Written exercise: Write out each entry again. Keep every word exactly as it is.

Material provided:
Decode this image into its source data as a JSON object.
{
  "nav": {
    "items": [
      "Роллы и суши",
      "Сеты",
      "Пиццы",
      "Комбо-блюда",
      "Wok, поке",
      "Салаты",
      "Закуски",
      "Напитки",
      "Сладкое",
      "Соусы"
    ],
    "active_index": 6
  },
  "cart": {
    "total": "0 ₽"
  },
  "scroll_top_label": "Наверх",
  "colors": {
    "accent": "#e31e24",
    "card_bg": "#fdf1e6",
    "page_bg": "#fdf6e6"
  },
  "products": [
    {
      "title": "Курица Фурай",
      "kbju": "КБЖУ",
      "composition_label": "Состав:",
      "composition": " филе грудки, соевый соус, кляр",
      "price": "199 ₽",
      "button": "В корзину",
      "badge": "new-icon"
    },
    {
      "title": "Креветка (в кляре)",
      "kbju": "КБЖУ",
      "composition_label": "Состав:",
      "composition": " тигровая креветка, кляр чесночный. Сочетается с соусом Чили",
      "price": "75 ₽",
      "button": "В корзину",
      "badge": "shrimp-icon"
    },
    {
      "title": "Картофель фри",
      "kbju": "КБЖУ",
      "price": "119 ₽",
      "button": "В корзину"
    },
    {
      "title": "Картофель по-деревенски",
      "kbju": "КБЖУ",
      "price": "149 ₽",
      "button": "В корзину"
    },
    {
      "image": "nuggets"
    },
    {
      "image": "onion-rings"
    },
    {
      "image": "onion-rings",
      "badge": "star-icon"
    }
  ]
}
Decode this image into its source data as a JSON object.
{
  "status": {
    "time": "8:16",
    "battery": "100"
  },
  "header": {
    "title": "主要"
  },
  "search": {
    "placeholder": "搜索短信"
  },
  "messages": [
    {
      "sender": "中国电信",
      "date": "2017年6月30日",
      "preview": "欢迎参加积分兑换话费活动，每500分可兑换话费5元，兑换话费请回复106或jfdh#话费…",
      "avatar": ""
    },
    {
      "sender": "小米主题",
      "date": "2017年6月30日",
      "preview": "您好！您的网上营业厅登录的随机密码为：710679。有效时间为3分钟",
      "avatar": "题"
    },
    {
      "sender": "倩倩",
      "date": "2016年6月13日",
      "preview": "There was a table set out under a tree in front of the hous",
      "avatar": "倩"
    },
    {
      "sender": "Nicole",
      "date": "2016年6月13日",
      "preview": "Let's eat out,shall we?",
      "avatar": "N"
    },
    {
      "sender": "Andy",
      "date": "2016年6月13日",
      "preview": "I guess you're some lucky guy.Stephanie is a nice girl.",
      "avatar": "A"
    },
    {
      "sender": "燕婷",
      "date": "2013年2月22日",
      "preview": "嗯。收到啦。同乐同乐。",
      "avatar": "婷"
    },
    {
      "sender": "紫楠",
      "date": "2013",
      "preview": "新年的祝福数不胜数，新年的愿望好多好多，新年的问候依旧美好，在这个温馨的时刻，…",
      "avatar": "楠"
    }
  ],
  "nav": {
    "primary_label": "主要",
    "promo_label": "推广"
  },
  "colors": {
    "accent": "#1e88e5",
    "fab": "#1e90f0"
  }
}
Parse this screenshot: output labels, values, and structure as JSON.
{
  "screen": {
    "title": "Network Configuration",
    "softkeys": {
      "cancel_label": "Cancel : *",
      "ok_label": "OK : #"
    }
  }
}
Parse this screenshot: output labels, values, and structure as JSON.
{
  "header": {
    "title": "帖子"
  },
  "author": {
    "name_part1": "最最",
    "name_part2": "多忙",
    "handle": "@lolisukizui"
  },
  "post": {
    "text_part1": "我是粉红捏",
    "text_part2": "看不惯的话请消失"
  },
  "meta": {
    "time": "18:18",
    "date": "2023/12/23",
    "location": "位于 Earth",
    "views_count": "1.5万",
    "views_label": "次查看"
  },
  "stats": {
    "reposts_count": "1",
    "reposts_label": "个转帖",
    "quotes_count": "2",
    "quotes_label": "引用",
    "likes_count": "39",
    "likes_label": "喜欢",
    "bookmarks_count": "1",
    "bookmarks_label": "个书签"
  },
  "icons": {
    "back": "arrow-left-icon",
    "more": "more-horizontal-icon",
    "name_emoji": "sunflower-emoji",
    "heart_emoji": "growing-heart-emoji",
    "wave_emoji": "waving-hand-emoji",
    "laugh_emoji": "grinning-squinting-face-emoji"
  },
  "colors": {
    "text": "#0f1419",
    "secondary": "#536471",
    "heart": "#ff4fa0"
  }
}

Written response:
Decode this image into its source data as a JSON object.
{
  "nav": {
    "items": [
      "Роллы и суши",
      "Сеты",
      "Пиццы",
      "Комбо-блюда",
      "Wok, поке",
      "Салаты",
      "Закуски",
      "Напитки",
      "Сладкое",
      "Соусы"
    ],
    "active_index": 6
  },
  "cart": {
    "total": "0 ₽"
  },
  "scroll_top_label": "Наверх",
  "colors": {
    "accent": "#e31e24",
    "card_bg": "#fdf1e6",
    "page_bg": "#fdf6e6"
  },
  "products": [
    {
      "title": "Курица Фурай",
      "kbju": "КБЖУ",
      "composition_label": "Состав:",
      "composition": " филе грудки, соевый соус, кляр",
      "price": "199 ₽",
      "button": "В корзину",
      "badge": "new-icon"
    },
    {
      "title": "Креветка (в кляре)",
      "kbju": "КБЖУ",
      "composition_label": "Состав:",
      "composition": " тигровая креветка, кляр чесночный. Сочетается с соусом Чили",
      "price": "75 ₽",
      "button": "В корзину",
      "badge": "shrimp-icon"
    },
    {
      "title": "Картофель фри",
      "kbju": "КБЖУ",
      "price": "119 ₽",
      "button": "В корзину"
    },
    {
      "title": "Картофель по-деревенски",
      "kbju": "КБЖУ",
      "price": "149 ₽",
      "button": "В корзину"
    },
    {
      "image": "nuggets"
    },
    {
      "image": "onion-rings"
    },
    {
      "image": "onion-rings",
      "badge": "star-icon"
    }
  ]
}
Decode this image into its source data as a JSON object.
{
  "status": {
    "time": "8:16",
    "battery": "100"
  },
  "header": {
    "title": "主要"
  },
  "search": {
    "placeholder": "搜索短信"
  },
  "messages": [
    {
      "sender": "中国电信",
      "date": "2017年6月30日",
      "preview": "欢迎参加积分兑换话费活动，每500分可兑换话费5元，兑换话费请回复106或jfdh#话费…",
      "avatar": ""
    },
    {
      "sender": "小米主题",
      "date": "2017年6月30日",
      "preview": "您好！您的网上营业厅登录的随机密码为：710679。有效时间为3分钟",
      "avatar": "题"
    },
    {
      "sender": "倩倩",
      "date": "2016年6月13日",
      "preview": "There was a table set out under a tree in front of the hous",
      "avatar": "倩"
    },
    {
      "sender": "Nicole",
      "date": "2016年6月13日",
      "preview": "Let's eat out,shall we?",
      "avatar": "N"
    },
    {
      "sender": "Andy",
      "date": "2016年6月13日",
      "preview": "I guess you're some lucky guy.Stephanie is a nice girl.",
      "avatar": "A"
    },
    {
      "sender": "燕婷",
      "date": "2013年2月22日",
      "preview": "嗯。收到啦。同乐同乐。",
      "avatar": "婷"
    },
    {
      "sender": "紫楠",
      "date": "2013",
      "preview": "新年的祝福数不胜数，新年的愿望好多好多，新年的问候依旧美好，在这个温馨的时刻，…",
      "avatar": "楠"
    }
  ],
  "nav": {
    "primary_label": "主要",
    "promo_label": "推广"
  },
  "colors": {
    "accent": "#1e88e5",
    "fab": "#1e90f0"
  }
}
Parse this screenshot: output labels, values, and structure as JSON.
{
  "screen": {
    "title": "Network Configuration",
    "softkeys": {
      "cancel_label": "Cancel : *",
      "ok_label": "OK : #"
    }
  }
}
Parse this screenshot: output labels, values, and structure as JSON.
{
  "header": {
    "title": "帖子"
  },
  "author": {
    "name_part1": "最最",
    "name_part2": "多忙",
    "handle": "@lolisukizui"
  },
  "post": {
    "text_part1": "我是粉红捏",
    "text_part2": "看不惯的话请消失"
  },
  "meta": {
    "time": "18:18",
    "date": "2023/12/23",
    "location": "位于 Earth",
    "views_count": "1.5万",
    "views_label": "次查看"
  },
  "stats": {
    "reposts_count": "1",
    "reposts_label": "个转帖",
    "quotes_count": "2",
    "quotes_label": "引用",
    "likes_count": "39",
    "likes_label": "喜欢",
    "bookmarks_count": "1",
    "bookmarks_label": "个书签"
  },
  "icons": {
    "back": "arrow-left-icon",
    "more": "more-horizontal-icon",
    "name_emoji": "sunflower-emoji",
    "heart_emoji": "growing-heart-emoji",
    "wave_emoji": "waving-hand-emoji",
    "laugh_emoji": "grinning-squinting-face-emoji"
  },
  "colors": {
    "text": "#0f1419",
    "secondary": "#536471",
    "heart": "#ff4fa0"
  }
}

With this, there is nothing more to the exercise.